(Layout annotation records)
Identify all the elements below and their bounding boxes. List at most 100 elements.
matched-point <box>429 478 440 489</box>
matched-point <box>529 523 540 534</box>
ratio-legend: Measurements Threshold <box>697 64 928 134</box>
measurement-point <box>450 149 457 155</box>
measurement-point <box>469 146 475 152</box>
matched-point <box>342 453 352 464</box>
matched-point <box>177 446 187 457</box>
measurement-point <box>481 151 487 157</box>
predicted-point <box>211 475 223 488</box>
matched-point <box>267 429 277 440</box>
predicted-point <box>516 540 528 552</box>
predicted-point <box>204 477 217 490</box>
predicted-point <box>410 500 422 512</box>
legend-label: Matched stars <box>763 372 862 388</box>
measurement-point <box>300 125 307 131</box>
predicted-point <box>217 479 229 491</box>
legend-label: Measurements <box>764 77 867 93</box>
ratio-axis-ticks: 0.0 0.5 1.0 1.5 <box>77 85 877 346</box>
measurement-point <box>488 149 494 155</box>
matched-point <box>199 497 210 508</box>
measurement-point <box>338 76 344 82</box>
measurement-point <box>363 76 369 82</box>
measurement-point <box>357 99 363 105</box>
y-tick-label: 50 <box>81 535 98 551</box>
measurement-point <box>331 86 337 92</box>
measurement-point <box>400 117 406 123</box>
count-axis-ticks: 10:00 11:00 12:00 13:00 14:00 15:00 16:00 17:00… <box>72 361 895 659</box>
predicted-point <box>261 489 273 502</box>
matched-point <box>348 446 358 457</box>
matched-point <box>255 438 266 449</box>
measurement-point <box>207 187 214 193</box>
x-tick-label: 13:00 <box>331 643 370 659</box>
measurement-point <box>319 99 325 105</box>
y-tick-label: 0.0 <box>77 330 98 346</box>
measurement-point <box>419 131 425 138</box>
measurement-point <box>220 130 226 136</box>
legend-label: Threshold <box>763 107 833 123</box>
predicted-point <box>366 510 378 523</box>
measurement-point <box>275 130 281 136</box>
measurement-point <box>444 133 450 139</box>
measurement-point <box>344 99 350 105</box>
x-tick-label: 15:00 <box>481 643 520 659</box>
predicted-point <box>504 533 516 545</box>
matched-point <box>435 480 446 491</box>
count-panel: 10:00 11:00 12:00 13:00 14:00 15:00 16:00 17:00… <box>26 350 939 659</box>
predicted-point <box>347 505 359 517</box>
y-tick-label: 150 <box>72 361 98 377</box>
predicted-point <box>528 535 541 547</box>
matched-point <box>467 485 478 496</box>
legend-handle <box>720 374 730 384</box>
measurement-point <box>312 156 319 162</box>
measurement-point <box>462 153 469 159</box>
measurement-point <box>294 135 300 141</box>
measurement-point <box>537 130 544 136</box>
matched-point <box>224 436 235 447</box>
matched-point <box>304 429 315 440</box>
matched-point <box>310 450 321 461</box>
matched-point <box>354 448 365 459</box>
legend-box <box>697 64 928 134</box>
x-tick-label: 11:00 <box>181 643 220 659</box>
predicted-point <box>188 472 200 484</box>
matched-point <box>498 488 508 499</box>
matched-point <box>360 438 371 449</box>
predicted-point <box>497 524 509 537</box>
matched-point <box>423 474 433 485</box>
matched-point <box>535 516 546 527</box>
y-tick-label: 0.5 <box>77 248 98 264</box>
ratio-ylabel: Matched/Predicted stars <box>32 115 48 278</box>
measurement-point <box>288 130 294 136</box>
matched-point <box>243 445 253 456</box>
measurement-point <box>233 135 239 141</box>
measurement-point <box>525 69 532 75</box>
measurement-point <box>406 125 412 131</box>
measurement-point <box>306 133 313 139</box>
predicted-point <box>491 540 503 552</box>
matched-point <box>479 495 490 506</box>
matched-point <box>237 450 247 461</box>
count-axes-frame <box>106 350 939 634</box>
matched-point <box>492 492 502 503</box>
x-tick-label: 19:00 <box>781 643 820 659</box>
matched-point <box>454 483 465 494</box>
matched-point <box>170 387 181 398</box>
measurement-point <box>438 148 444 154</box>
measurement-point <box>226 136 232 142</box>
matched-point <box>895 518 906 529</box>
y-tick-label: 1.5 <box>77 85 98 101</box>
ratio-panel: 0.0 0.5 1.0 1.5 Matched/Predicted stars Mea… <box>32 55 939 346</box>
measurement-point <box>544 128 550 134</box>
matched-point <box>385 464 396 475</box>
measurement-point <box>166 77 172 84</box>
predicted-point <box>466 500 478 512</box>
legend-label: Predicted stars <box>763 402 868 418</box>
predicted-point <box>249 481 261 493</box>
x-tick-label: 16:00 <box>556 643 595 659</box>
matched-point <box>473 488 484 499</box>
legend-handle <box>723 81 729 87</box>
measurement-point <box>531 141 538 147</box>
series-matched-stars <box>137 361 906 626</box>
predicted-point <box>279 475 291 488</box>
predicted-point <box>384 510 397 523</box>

* **YOUR OBJECTIVE**
Reproduce every line of the material above without any change.

* **FULL SOLUTION**
Identify all the elements below and their bounding boxes. List at most 100 elements.
matched-point <box>429 478 440 489</box>
matched-point <box>529 523 540 534</box>
ratio-legend: Measurements Threshold <box>697 64 928 134</box>
measurement-point <box>450 149 457 155</box>
measurement-point <box>469 146 475 152</box>
matched-point <box>342 453 352 464</box>
matched-point <box>177 446 187 457</box>
measurement-point <box>481 151 487 157</box>
predicted-point <box>211 475 223 488</box>
matched-point <box>267 429 277 440</box>
predicted-point <box>516 540 528 552</box>
predicted-point <box>204 477 217 490</box>
predicted-point <box>410 500 422 512</box>
legend-label: Matched stars <box>763 372 862 388</box>
measurement-point <box>300 125 307 131</box>
predicted-point <box>217 479 229 491</box>
legend-label: Measurements <box>764 77 867 93</box>
ratio-axis-ticks: 0.0 0.5 1.0 1.5 <box>77 85 877 346</box>
measurement-point <box>488 149 494 155</box>
matched-point <box>199 497 210 508</box>
measurement-point <box>338 76 344 82</box>
measurement-point <box>363 76 369 82</box>
measurement-point <box>357 99 363 105</box>
y-tick-label: 50 <box>81 535 98 551</box>
measurement-point <box>331 86 337 92</box>
measurement-point <box>400 117 406 123</box>
count-axis-ticks: 10:00 11:00 12:00 13:00 14:00 15:00 16:00 17:00… <box>72 361 895 659</box>
predicted-point <box>261 489 273 502</box>
matched-point <box>348 446 358 457</box>
matched-point <box>255 438 266 449</box>
measurement-point <box>207 187 214 193</box>
x-tick-label: 13:00 <box>331 643 370 659</box>
measurement-point <box>319 99 325 105</box>
y-tick-label: 0.0 <box>77 330 98 346</box>
measurement-point <box>419 131 425 138</box>
measurement-point <box>220 130 226 136</box>
legend-label: Threshold <box>763 107 833 123</box>
predicted-point <box>366 510 378 523</box>
measurement-point <box>275 130 281 136</box>
measurement-point <box>444 133 450 139</box>
measurement-point <box>344 99 350 105</box>
x-tick-label: 15:00 <box>481 643 520 659</box>
predicted-point <box>504 533 516 545</box>
matched-point <box>435 480 446 491</box>
count-panel: 10:00 11:00 12:00 13:00 14:00 15:00 16:00 17:00… <box>26 350 939 659</box>
predicted-point <box>347 505 359 517</box>
y-tick-label: 150 <box>72 361 98 377</box>
predicted-point <box>528 535 541 547</box>
matched-point <box>467 485 478 496</box>
legend-handle <box>720 374 730 384</box>
measurement-point <box>312 156 319 162</box>
measurement-point <box>462 153 469 159</box>
measurement-point <box>294 135 300 141</box>
measurement-point <box>537 130 544 136</box>
matched-point <box>224 436 235 447</box>
matched-point <box>304 429 315 440</box>
matched-point <box>310 450 321 461</box>
matched-point <box>354 448 365 459</box>
legend-box <box>697 64 928 134</box>
x-tick-label: 11:00 <box>181 643 220 659</box>
predicted-point <box>188 472 200 484</box>
matched-point <box>498 488 508 499</box>
matched-point <box>360 438 371 449</box>
predicted-point <box>497 524 509 537</box>
matched-point <box>423 474 433 485</box>
matched-point <box>535 516 546 527</box>
y-tick-label: 0.5 <box>77 248 98 264</box>
ratio-ylabel: Matched/Predicted stars <box>32 115 48 278</box>
measurement-point <box>288 130 294 136</box>
matched-point <box>243 445 253 456</box>
measurement-point <box>233 135 239 141</box>
measurement-point <box>525 69 532 75</box>
measurement-point <box>406 125 412 131</box>
measurement-point <box>306 133 313 139</box>
predicted-point <box>491 540 503 552</box>
matched-point <box>479 495 490 506</box>
matched-point <box>237 450 247 461</box>
count-axes-frame <box>106 350 939 634</box>
matched-point <box>492 492 502 503</box>
x-tick-label: 19:00 <box>781 643 820 659</box>
matched-point <box>454 483 465 494</box>
matched-point <box>170 387 181 398</box>
measurement-point <box>438 148 444 154</box>
measurement-point <box>226 136 232 142</box>
matched-point <box>895 518 906 529</box>
y-tick-label: 1.5 <box>77 85 98 101</box>
ratio-panel: 0.0 0.5 1.0 1.5 Matched/Predicted stars Mea… <box>32 55 939 346</box>
measurement-point <box>544 128 550 134</box>
matched-point <box>385 464 396 475</box>
measurement-point <box>166 77 172 84</box>
predicted-point <box>466 500 478 512</box>
legend-label: Predicted stars <box>763 402 868 418</box>
predicted-point <box>249 481 261 493</box>
x-tick-label: 16:00 <box>556 643 595 659</box>
matched-point <box>473 488 484 499</box>
legend-handle <box>723 81 729 87</box>
measurement-point <box>531 141 538 147</box>
series-matched-stars <box>137 361 906 626</box>
predicted-point <box>279 475 291 488</box>
predicted-point <box>384 510 397 523</box>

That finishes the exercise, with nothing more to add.